● **DIRECTION**
Scan the data for "from" and copy the lines it appears in.

● **RECORDS**
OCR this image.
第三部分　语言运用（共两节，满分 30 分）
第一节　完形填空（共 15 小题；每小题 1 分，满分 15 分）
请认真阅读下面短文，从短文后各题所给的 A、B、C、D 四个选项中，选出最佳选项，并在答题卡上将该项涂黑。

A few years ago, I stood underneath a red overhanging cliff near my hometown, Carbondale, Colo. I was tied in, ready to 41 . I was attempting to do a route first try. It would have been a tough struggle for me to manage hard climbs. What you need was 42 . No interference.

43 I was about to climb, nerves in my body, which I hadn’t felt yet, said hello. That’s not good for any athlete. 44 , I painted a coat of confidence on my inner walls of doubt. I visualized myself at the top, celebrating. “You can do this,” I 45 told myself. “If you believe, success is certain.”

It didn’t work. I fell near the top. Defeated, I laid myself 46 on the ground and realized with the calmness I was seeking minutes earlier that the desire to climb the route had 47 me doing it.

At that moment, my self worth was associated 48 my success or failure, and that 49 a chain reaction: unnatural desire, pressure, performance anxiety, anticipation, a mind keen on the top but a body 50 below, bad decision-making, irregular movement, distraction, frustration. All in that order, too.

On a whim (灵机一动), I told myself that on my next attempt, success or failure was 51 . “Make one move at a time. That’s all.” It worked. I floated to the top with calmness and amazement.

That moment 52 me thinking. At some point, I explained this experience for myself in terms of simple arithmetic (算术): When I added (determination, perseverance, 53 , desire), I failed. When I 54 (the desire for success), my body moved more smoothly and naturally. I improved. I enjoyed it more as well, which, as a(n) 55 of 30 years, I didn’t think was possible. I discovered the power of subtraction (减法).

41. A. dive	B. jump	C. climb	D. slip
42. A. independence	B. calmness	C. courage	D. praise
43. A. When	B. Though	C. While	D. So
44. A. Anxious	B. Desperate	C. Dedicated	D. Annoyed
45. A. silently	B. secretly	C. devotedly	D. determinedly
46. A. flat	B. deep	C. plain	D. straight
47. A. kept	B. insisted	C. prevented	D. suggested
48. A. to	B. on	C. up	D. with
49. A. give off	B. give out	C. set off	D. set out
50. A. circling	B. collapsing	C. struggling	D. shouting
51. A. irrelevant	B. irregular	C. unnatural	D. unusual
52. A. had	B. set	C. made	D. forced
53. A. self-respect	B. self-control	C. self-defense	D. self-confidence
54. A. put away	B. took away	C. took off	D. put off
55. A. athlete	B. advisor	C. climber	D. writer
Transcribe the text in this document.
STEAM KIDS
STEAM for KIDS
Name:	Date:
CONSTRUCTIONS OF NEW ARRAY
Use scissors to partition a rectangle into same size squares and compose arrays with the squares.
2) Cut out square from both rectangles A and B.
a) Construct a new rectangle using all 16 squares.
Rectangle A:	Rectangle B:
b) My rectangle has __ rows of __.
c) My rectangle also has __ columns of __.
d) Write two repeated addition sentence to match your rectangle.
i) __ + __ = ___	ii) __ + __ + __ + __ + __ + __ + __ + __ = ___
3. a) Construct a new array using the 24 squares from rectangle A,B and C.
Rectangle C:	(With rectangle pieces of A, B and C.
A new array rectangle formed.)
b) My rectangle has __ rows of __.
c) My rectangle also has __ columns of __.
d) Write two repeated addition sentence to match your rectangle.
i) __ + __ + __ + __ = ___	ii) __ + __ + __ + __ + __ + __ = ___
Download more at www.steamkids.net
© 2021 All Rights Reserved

● **TASK ANSWER**
2) Cut out square from both rectangles A and B.
3. a) Construct a new array using the 24 squares from rectangle A,B and C.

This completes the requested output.